**Short exercise**
An exact copy of every record is needed.

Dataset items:
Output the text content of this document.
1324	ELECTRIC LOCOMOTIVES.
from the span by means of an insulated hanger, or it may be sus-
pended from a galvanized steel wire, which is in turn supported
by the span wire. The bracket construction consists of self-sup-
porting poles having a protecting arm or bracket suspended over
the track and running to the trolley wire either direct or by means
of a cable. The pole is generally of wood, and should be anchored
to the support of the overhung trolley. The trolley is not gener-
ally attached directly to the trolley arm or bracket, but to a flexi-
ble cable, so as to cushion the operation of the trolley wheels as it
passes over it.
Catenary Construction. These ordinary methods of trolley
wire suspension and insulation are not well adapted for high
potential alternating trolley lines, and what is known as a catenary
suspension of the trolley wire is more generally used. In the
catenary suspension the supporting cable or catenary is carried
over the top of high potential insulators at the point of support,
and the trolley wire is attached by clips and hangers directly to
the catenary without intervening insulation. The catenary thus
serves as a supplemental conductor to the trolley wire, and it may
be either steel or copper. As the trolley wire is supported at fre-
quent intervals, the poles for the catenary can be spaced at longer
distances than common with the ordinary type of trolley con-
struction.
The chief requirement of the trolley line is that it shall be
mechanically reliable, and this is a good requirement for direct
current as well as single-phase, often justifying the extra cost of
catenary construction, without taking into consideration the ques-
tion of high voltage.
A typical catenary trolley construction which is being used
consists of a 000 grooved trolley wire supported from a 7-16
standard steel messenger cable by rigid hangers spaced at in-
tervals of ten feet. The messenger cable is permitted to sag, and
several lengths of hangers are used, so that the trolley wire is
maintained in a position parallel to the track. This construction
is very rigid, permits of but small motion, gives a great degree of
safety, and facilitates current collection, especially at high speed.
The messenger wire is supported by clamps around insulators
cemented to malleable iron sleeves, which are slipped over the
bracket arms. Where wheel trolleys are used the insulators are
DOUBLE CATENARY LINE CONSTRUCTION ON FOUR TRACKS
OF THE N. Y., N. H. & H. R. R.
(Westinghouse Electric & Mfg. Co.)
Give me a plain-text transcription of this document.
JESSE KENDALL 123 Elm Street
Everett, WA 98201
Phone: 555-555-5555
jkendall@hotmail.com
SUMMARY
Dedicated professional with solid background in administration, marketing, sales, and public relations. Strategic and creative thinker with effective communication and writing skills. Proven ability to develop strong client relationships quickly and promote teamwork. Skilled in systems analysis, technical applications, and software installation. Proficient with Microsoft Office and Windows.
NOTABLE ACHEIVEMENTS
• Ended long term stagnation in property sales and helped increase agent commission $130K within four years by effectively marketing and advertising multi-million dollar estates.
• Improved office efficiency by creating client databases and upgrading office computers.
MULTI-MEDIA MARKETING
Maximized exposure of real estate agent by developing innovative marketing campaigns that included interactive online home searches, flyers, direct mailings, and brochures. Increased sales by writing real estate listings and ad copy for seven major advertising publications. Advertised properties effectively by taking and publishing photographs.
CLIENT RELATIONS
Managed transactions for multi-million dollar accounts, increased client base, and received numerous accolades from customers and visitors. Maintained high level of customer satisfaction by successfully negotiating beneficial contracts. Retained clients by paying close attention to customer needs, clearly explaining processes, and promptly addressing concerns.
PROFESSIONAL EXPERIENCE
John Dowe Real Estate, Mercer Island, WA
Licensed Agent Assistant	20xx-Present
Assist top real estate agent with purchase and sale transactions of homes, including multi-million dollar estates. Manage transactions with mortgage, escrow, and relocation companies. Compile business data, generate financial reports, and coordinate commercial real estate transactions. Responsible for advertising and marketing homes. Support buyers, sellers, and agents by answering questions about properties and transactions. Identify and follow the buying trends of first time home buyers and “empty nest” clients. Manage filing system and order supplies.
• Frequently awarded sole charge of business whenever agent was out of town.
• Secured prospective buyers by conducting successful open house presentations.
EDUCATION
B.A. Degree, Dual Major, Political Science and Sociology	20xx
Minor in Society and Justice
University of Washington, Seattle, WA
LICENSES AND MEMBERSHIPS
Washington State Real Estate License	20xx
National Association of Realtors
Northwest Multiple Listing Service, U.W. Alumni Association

**Answer to this problem**
Output the text content of this document.
1324	ELECTRIC LOCOMOTIVES.
from the span by means of an insulated hanger, or it may be sus-
pended from a galvanized steel wire, which is in turn supported
by the span wire. The bracket construction consists of self-sup-
porting poles having a protecting arm or bracket suspended over
the track and running to the trolley wire either direct or by means
of a cable. The pole is generally of wood, and should be anchored
to the support of the overhung trolley. The trolley is not gener-
ally attached directly to the trolley arm or bracket, but to a flexi-
ble cable, so as to cushion the operation of the trolley wheels as it
passes over it.
Catenary Construction. These ordinary methods of trolley
wire suspension and insulation are not well adapted for high
potential alternating trolley lines, and what is known as a catenary
suspension of the trolley wire is more generally used. In the
catenary suspension the supporting cable or catenary is carried
over the top of high potential insulators at the point of support,
and the trolley wire is attached by clips and hangers directly to
the catenary without intervening insulation. The catenary thus
serves as a supplemental conductor to the trolley wire, and it may
be either steel or copper. As the trolley wire is supported at fre-
quent intervals, the poles for the catenary can be spaced at longer
distances than common with the ordinary type of trolley con-
struction.
The chief requirement of the trolley line is that it shall be
mechanically reliable, and this is a good requirement for direct
current as well as single-phase, often justifying the extra cost of
catenary construction, without taking into consideration the ques-
tion of high voltage.
A typical catenary trolley construction which is being used
consists of a 000 grooved trolley wire supported from a 7-16
standard steel messenger cable by rigid hangers spaced at in-
tervals of ten feet. The messenger cable is permitted to sag, and
several lengths of hangers are used, so that the trolley wire is
maintained in a position parallel to the track. This construction
is very rigid, permits of but small motion, gives a great degree of
safety, and facilitates current collection, especially at high speed.
The messenger wire is supported by clamps around insulators
cemented to malleable iron sleeves, which are slipped over the
bracket arms. Where wheel trolleys are used the insulators are
DOUBLE CATENARY LINE CONSTRUCTION ON FOUR TRACKS
OF THE N. Y., N. H. & H. R. R.
(Westinghouse Electric & Mfg. Co.)
Give me a plain-text transcription of this document.
JESSE KENDALL 123 Elm Street
Everett, WA 98201
Phone: 555-555-5555
jkendall@hotmail.com
SUMMARY
Dedicated professional with solid background in administration, marketing, sales, and public relations. Strategic and creative thinker with effective communication and writing skills. Proven ability to develop strong client relationships quickly and promote teamwork. Skilled in systems analysis, technical applications, and software installation. Proficient with Microsoft Office and Windows.
NOTABLE ACHEIVEMENTS
• Ended long term stagnation in property sales and helped increase agent commission $130K within four years by effectively marketing and advertising multi-million dollar estates.
• Improved office efficiency by creating client databases and upgrading office computers.
MULTI-MEDIA MARKETING
Maximized exposure of real estate agent by developing innovative marketing campaigns that included interactive online home searches, flyers, direct mailings, and brochures. Increased sales by writing real estate listings and ad copy for seven major advertising publications. Advertised properties effectively by taking and publishing photographs.
CLIENT RELATIONS
Managed transactions for multi-million dollar accounts, increased client base, and received numerous accolades from customers and visitors. Maintained high level of customer satisfaction by successfully negotiating beneficial contracts. Retained clients by paying close attention to customer needs, clearly explaining processes, and promptly addressing concerns.
PROFESSIONAL EXPERIENCE
John Dowe Real Estate, Mercer Island, WA
Licensed Agent Assistant	20xx-Present
Assist top real estate agent with purchase and sale transactions of homes, including multi-million dollar estates. Manage transactions with mortgage, escrow, and relocation companies. Compile business data, generate financial reports, and coordinate commercial real estate transactions. Responsible for advertising and marketing homes. Support buyers, sellers, and agents by answering questions about properties and transactions. Identify and follow the buying trends of first time home buyers and “empty nest” clients. Manage filing system and order supplies.
• Frequently awarded sole charge of business whenever agent was out of town.
• Secured prospective buyers by conducting successful open house presentations.
EDUCATION
B.A. Degree, Dual Major, Political Science and Sociology	20xx
Minor in Society and Justice
University of Washington, Seattle, WA
LICENSES AND MEMBERSHIPS
Washington State Real Estate License	20xx
National Association of Realtors
Northwest Multiple Listing Service, U.W. Alumni Association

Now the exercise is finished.